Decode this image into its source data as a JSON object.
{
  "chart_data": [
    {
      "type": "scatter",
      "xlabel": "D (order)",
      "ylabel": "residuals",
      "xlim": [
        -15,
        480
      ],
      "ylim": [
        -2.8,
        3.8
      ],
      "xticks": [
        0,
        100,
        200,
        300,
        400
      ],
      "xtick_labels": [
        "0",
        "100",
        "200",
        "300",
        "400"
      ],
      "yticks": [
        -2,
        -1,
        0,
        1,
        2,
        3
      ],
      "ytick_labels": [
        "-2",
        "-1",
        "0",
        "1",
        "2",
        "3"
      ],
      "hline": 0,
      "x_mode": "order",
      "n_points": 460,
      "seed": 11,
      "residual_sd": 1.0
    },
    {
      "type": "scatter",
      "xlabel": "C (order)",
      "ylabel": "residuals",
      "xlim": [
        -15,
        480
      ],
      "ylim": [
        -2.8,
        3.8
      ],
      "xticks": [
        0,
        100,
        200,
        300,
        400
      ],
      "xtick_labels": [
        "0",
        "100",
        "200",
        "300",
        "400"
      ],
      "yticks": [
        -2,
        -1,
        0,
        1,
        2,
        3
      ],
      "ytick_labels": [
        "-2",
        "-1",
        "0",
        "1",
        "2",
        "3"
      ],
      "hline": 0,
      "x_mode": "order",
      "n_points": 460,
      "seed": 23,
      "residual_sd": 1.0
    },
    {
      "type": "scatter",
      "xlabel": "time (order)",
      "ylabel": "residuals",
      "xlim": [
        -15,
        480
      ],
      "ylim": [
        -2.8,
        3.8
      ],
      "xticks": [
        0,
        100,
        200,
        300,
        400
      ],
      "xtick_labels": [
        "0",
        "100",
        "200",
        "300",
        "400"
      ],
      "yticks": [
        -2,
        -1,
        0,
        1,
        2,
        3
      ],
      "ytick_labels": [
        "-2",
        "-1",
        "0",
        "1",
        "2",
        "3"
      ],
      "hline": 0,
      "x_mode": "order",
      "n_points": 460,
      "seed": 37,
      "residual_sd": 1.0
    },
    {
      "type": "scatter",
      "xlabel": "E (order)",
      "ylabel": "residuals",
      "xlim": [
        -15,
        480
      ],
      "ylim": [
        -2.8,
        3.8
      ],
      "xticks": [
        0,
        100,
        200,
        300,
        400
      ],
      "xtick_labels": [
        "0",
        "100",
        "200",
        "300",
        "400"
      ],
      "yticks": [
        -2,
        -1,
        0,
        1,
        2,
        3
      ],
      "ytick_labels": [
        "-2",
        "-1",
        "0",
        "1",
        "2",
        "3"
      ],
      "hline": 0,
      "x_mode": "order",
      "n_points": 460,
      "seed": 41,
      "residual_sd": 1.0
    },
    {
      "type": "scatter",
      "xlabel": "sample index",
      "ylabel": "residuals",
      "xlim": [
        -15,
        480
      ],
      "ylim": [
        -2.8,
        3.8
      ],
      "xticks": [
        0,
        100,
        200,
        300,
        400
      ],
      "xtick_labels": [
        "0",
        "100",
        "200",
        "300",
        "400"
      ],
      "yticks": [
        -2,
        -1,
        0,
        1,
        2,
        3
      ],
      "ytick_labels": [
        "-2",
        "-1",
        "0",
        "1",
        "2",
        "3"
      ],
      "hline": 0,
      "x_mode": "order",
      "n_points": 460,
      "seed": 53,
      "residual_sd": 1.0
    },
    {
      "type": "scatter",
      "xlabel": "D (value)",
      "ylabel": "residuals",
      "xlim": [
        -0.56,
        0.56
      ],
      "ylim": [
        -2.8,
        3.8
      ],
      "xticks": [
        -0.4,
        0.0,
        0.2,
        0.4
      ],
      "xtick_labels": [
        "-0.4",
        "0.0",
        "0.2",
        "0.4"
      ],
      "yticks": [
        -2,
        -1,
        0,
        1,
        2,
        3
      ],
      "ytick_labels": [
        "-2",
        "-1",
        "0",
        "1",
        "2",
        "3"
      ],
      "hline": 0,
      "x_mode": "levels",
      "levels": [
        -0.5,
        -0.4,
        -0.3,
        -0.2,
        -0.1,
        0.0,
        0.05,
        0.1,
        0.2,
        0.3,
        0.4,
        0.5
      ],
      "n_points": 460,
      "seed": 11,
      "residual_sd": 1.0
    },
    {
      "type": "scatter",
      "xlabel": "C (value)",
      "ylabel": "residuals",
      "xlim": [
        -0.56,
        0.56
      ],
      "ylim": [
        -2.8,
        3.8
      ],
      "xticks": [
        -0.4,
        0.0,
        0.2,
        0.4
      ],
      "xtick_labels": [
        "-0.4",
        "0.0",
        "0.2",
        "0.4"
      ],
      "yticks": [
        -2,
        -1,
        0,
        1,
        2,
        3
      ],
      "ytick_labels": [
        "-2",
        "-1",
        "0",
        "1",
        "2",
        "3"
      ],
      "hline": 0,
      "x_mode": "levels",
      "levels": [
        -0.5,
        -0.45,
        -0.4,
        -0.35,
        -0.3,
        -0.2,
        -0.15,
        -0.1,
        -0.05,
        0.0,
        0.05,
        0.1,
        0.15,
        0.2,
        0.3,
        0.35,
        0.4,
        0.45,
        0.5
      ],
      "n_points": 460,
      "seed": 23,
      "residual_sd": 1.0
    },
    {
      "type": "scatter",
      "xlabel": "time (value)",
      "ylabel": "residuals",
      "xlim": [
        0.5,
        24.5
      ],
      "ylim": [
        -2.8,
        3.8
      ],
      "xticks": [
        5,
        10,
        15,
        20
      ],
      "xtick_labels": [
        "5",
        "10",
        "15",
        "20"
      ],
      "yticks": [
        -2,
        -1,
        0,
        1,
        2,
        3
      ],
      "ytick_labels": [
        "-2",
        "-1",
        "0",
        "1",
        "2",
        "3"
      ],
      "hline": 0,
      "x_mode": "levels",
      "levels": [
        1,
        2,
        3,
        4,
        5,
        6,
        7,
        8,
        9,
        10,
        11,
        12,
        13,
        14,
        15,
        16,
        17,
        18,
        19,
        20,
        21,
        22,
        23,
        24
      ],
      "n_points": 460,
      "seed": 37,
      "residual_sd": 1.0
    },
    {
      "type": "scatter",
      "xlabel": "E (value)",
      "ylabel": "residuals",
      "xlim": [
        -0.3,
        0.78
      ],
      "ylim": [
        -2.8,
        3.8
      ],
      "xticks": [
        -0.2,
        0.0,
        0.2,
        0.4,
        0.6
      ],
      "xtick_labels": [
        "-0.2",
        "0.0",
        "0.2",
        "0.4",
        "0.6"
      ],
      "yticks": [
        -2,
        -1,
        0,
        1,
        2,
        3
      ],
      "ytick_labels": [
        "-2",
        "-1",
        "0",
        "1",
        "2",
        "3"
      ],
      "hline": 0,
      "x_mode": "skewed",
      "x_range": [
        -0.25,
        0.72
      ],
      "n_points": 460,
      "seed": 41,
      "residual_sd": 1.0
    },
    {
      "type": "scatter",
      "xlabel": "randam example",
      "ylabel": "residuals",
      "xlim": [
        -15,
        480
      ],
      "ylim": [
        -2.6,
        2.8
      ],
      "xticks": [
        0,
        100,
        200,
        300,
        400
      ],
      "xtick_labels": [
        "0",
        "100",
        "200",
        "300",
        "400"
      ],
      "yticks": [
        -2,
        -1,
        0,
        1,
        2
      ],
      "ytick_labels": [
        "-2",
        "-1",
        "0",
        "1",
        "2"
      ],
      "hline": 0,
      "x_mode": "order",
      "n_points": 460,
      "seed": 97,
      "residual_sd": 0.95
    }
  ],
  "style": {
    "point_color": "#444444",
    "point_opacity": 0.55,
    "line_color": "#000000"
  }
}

■ ■ ■ ■ ■

### Directions for this task
All of the entries should be written out again exactly.

### Answer to this problem
Decode this image into its source data as a JSON object.
{
  "chart_data": [
    {
      "type": "scatter",
      "xlabel": "D (order)",
      "ylabel": "residuals",
      "xlim": [
        -15,
        480
      ],
      "ylim": [
        -2.8,
        3.8
      ],
      "xticks": [
        0,
        100,
        200,
        300,
        400
      ],
      "xtick_labels": [
        "0",
        "100",
        "200",
        "300",
        "400"
      ],
      "yticks": [
        -2,
        -1,
        0,
        1,
        2,
        3
      ],
      "ytick_labels": [
        "-2",
        "-1",
        "0",
        "1",
        "2",
        "3"
      ],
      "hline": 0,
      "x_mode": "order",
      "n_points": 460,
      "seed": 11,
      "residual_sd": 1.0
    },
    {
      "type": "scatter",
      "xlabel": "C (order)",
      "ylabel": "residuals",
      "xlim": [
        -15,
        480
      ],
      "ylim": [
        -2.8,
        3.8
      ],
      "xticks": [
        0,
        100,
        200,
        300,
        400
      ],
      "xtick_labels": [
        "0",
        "100",
        "200",
        "300",
        "400"
      ],
      "yticks": [
        -2,
        -1,
        0,
        1,
        2,
        3
      ],
      "ytick_labels": [
        "-2",
        "-1",
        "0",
        "1",
        "2",
        "3"
      ],
      "hline": 0,
      "x_mode": "order",
      "n_points": 460,
      "seed": 23,
      "residual_sd": 1.0
    },
    {
      "type": "scatter",
      "xlabel": "time (order)",
      "ylabel": "residuals",
      "xlim": [
        -15,
        480
      ],
      "ylim": [
        -2.8,
        3.8
      ],
      "xticks": [
        0,
        100,
        200,
        300,
        400
      ],
      "xtick_labels": [
        "0",
        "100",
        "200",
        "300",
        "400"
      ],
      "yticks": [
        -2,
        -1,
        0,
        1,
        2,
        3
      ],
      "ytick_labels": [
        "-2",
        "-1",
        "0",
        "1",
        "2",
        "3"
      ],
      "hline": 0,
      "x_mode": "order",
      "n_points": 460,
      "seed": 37,
      "residual_sd": 1.0
    },
    {
      "type": "scatter",
      "xlabel": "E (order)",
      "ylabel": "residuals",
      "xlim": [
        -15,
        480
      ],
      "ylim": [
        -2.8,
        3.8
      ],
      "xticks": [
        0,
        100,
        200,
        300,
        400
      ],
      "xtick_labels": [
        "0",
        "100",
        "200",
        "300",
        "400"
      ],
      "yticks": [
        -2,
        -1,
        0,
        1,
        2,
        3
      ],
      "ytick_labels": [
        "-2",
        "-1",
        "0",
        "1",
        "2",
        "3"
      ],
      "hline": 0,
      "x_mode": "order",
      "n_points": 460,
      "seed": 41,
      "residual_sd": 1.0
    },
    {
      "type": "scatter",
      "xlabel": "sample index",
      "ylabel": "residuals",
      "xlim": [
        -15,
        480
      ],
      "ylim": [
        -2.8,
        3.8
      ],
      "xticks": [
        0,
        100,
        200,
        300,
        400
      ],
      "xtick_labels": [
        "0",
        "100",
        "200",
        "300",
        "400"
      ],
      "yticks": [
        -2,
        -1,
        0,
        1,
        2,
        3
      ],
      "ytick_labels": [
        "-2",
        "-1",
        "0",
        "1",
        "2",
        "3"
      ],
      "hline": 0,
      "x_mode": "order",
      "n_points": 460,
      "seed": 53,
      "residual_sd": 1.0
    },
    {
      "type": "scatter",
      "xlabel": "D (value)",
      "ylabel": "residuals",
      "xlim": [
        -0.56,
        0.56
      ],
      "ylim": [
        -2.8,
        3.8
      ],
      "xticks": [
        -0.4,
        0.0,
        0.2,
        0.4
      ],
      "xtick_labels": [
        "-0.4",
        "0.0",
        "0.2",
        "0.4"
      ],
      "yticks": [
        -2,
        -1,
        0,
        1,
        2,
        3
      ],
      "ytick_labels": [
        "-2",
        "-1",
        "0",
        "1",
        "2",
        "3"
      ],
      "hline": 0,
      "x_mode": "levels",
      "levels": [
        -0.5,
        -0.4,
        -0.3,
        -0.2,
        -0.1,
        0.0,
        0.05,
        0.1,
        0.2,
        0.3,
        0.4,
        0.5
      ],
      "n_points": 460,
      "seed": 11,
      "residual_sd": 1.0
    },
    {
      "type": "scatter",
      "xlabel": "C (value)",
      "ylabel": "residuals",
      "xlim": [
        -0.56,
        0.56
      ],
      "ylim": [
        -2.8,
        3.8
      ],
      "xticks": [
        -0.4,
        0.0,
        0.2,
        0.4
      ],
      "xtick_labels": [
        "-0.4",
        "0.0",
        "0.2",
        "0.4"
      ],
      "yticks": [
        -2,
        -1,
        0,
        1,
        2,
        3
      ],
      "ytick_labels": [
        "-2",
        "-1",
        "0",
        "1",
        "2",
        "3"
      ],
      "hline": 0,
      "x_mode": "levels",
      "levels": [
        -0.5,
        -0.45,
        -0.4,
        -0.35,
        -0.3,
        -0.2,
        -0.15,
        -0.1,
        -0.05,
        0.0,
        0.05,
        0.1,
        0.15,
        0.2,
        0.3,
        0.35,
        0.4,
        0.45,
        0.5
      ],
      "n_points": 460,
      "seed": 23,
      "residual_sd": 1.0
    },
    {
      "type": "scatter",
      "xlabel": "time (value)",
      "ylabel": "residuals",
      "xlim": [
        0.5,
        24.5
      ],
      "ylim": [
        -2.8,
        3.8
      ],
      "xticks": [
        5,
        10,
        15,
        20
      ],
      "xtick_labels": [
        "5",
        "10",
        "15",
        "20"
      ],
      "yticks": [
        -2,
        -1,
        0,
        1,
        2,
        3
      ],
      "ytick_labels": [
        "-2",
        "-1",
        "0",
        "1",
        "2",
        "3"
      ],
      "hline": 0,
      "x_mode": "levels",
      "levels": [
        1,
        2,
        3,
        4,
        5,
        6,
        7,
        8,
        9,
        10,
        11,
        12,
        13,
        14,
        15,
        16,
        17,
        18,
        19,
        20,
        21,
        22,
        23,
        24
      ],
      "n_points": 460,
      "seed": 37,
      "residual_sd": 1.0
    },
    {
      "type": "scatter",
      "xlabel": "E (value)",
      "ylabel": "residuals",
      "xlim": [
        -0.3,
        0.78
      ],
      "ylim": [
        -2.8,
        3.8
      ],
      "xticks": [
        -0.2,
        0.0,
        0.2,
        0.4,
        0.6
      ],
      "xtick_labels": [
        "-0.2",
        "0.0",
        "0.2",
        "0.4",
        "0.6"
      ],
      "yticks": [
        -2,
        -1,
        0,
        1,
        2,
        3
      ],
      "ytick_labels": [
        "-2",
        "-1",
        "0",
        "1",
        "2",
        "3"
      ],
      "hline": 0,
      "x_mode": "skewed",
      "x_range": [
        -0.25,
        0.72
      ],
      "n_points": 460,
      "seed": 41,
      "residual_sd": 1.0
    },
    {
      "type": "scatter",
      "xlabel": "randam example",
      "ylabel": "residuals",
      "xlim": [
        -15,
        480
      ],
      "ylim": [
        -2.6,
        2.8
      ],
      "xticks": [
        0,
        100,
        200,
        300,
        400
      ],
      "xtick_labels": [
        "0",
        "100",
        "200",
        "300",
        "400"
      ],
      "yticks": [
        -2,
        -1,
        0,
        1,
        2
      ],
      "ytick_labels": [
        "-2",
        "-1",
        "0",
        "1",
        "2"
      ],
      "hline": 0,
      "x_mode": "order",
      "n_points": 460,
      "seed": 97,
      "residual_sd": 0.95
    }
  ],
  "style": {
    "point_color": "#444444",
    "point_opacity": 0.55,
    "line_color": "#000000"
  }
}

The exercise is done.